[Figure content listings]
============================================================

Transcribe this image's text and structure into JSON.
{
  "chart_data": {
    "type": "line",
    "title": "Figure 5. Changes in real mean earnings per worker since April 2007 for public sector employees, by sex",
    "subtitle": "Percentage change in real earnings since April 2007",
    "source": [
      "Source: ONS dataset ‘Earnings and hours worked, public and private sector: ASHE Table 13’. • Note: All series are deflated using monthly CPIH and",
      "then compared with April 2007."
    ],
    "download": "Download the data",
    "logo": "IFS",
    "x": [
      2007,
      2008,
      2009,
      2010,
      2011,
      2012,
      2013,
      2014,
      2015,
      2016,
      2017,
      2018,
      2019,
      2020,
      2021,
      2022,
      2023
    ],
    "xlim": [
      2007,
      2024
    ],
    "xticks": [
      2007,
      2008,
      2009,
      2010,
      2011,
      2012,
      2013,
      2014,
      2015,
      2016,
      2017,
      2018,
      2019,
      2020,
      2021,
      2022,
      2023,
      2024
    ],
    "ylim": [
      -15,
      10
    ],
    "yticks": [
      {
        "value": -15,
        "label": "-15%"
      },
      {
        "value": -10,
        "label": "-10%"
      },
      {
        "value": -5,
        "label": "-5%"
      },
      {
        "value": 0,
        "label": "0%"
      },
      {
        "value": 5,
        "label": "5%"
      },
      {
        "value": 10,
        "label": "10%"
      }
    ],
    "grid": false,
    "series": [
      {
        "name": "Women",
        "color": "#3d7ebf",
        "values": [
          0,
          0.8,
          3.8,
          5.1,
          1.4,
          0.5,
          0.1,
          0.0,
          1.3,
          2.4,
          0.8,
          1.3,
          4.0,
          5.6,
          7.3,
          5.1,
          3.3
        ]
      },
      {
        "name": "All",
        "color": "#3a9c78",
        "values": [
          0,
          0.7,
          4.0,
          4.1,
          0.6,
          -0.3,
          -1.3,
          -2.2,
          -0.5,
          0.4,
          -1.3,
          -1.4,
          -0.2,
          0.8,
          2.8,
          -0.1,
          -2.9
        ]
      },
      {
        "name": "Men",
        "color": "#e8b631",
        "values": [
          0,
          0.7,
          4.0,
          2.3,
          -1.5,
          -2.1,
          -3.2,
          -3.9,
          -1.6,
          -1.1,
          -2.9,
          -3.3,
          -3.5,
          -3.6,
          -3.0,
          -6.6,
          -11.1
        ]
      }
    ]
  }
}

============================================================

- **Stated problem**
Repeat all entries. Match them exactly.

- **Correct result**
Transcribe this image's text and structure into JSON.
{
  "chart_data": {
    "type": "line",
    "title": "Figure 5. Changes in real mean earnings per worker since April 2007 for public sector employees, by sex",
    "subtitle": "Percentage change in real earnings since April 2007",
    "source": [
      "Source: ONS dataset ‘Earnings and hours worked, public and private sector: ASHE Table 13’. • Note: All series are deflated using monthly CPIH and",
      "then compared with April 2007."
    ],
    "download": "Download the data",
    "logo": "IFS",
    "x": [
      2007,
      2008,
      2009,
      2010,
      2011,
      2012,
      2013,
      2014,
      2015,
      2016,
      2017,
      2018,
      2019,
      2020,
      2021,
      2022,
      2023
    ],
    "xlim": [
      2007,
      2024
    ],
    "xticks": [
      2007,
      2008,
      2009,
      2010,
      2011,
      2012,
      2013,
      2014,
      2015,
      2016,
      2017,
      2018,
      2019,
      2020,
      2021,
      2022,
      2023,
      2024
    ],
    "ylim": [
      -15,
      10
    ],
    "yticks": [
      {
        "value": -15,
        "label": "-15%"
      },
      {
        "value": -10,
        "label": "-10%"
      },
      {
        "value": -5,
        "label": "-5%"
      },
      {
        "value": 0,
        "label": "0%"
      },
      {
        "value": 5,
        "label": "5%"
      },
      {
        "value": 10,
        "label": "10%"
      }
    ],
    "grid": false,
    "series": [
      {
        "name": "Women",
        "color": "#3d7ebf",
        "values": [
          0,
          0.8,
          3.8,
          5.1,
          1.4,
          0.5,
          0.1,
          0.0,
          1.3,
          2.4,
          0.8,
          1.3,
          4.0,
          5.6,
          7.3,
          5.1,
          3.3
        ]
      },
      {
        "name": "All",
        "color": "#3a9c78",
        "values": [
          0,
          0.7,
          4.0,
          4.1,
          0.6,
          -0.3,
          -1.3,
          -2.2,
          -0.5,
          0.4,
          -1.3,
          -1.4,
          -0.2,
          0.8,
          2.8,
          -0.1,
          -2.9
        ]
      },
      {
        "name": "Men",
        "color": "#e8b631",
        "values": [
          0,
          0.7,
          4.0,
          2.3,
          -1.5,
          -2.1,
          -3.2,
          -3.9,
          -1.6,
          -1.1,
          -2.9,
          -3.3,
          -3.5,
          -3.6,
          -3.0,
          -6.6,
          -11.1
        ]
      }
    ]
  }
}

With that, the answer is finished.